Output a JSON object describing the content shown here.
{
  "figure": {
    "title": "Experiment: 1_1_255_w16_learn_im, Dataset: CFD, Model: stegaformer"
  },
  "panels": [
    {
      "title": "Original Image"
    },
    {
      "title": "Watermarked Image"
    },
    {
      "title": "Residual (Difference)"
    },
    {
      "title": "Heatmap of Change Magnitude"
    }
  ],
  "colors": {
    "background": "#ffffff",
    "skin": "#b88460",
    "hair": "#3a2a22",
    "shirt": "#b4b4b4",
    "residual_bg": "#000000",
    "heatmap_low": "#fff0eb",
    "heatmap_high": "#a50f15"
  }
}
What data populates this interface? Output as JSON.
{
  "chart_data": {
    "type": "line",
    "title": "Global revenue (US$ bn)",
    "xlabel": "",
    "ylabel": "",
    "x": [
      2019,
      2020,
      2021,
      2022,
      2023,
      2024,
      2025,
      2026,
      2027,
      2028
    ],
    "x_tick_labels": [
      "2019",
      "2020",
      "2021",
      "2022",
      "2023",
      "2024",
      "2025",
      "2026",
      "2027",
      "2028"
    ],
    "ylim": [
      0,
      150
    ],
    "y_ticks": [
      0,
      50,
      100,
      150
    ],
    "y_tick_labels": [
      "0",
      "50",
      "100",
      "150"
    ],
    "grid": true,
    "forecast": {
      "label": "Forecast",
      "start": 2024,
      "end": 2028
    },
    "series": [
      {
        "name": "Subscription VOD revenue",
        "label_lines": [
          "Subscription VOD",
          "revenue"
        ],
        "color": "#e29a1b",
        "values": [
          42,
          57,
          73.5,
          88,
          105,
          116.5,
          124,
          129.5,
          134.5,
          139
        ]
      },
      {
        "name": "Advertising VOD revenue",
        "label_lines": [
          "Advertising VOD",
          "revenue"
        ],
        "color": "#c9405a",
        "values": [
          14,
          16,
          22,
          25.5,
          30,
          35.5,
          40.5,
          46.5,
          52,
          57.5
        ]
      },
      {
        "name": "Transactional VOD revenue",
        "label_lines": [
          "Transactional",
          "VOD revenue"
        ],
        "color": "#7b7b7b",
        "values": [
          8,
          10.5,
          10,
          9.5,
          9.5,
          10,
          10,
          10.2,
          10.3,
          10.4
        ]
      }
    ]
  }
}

::::::

▶ _Written problem_:
Copy each line above that contains the string "Transactional".

▶ _Final answer_:
        "name": "Transactional VOD revenue",
          "Transactional",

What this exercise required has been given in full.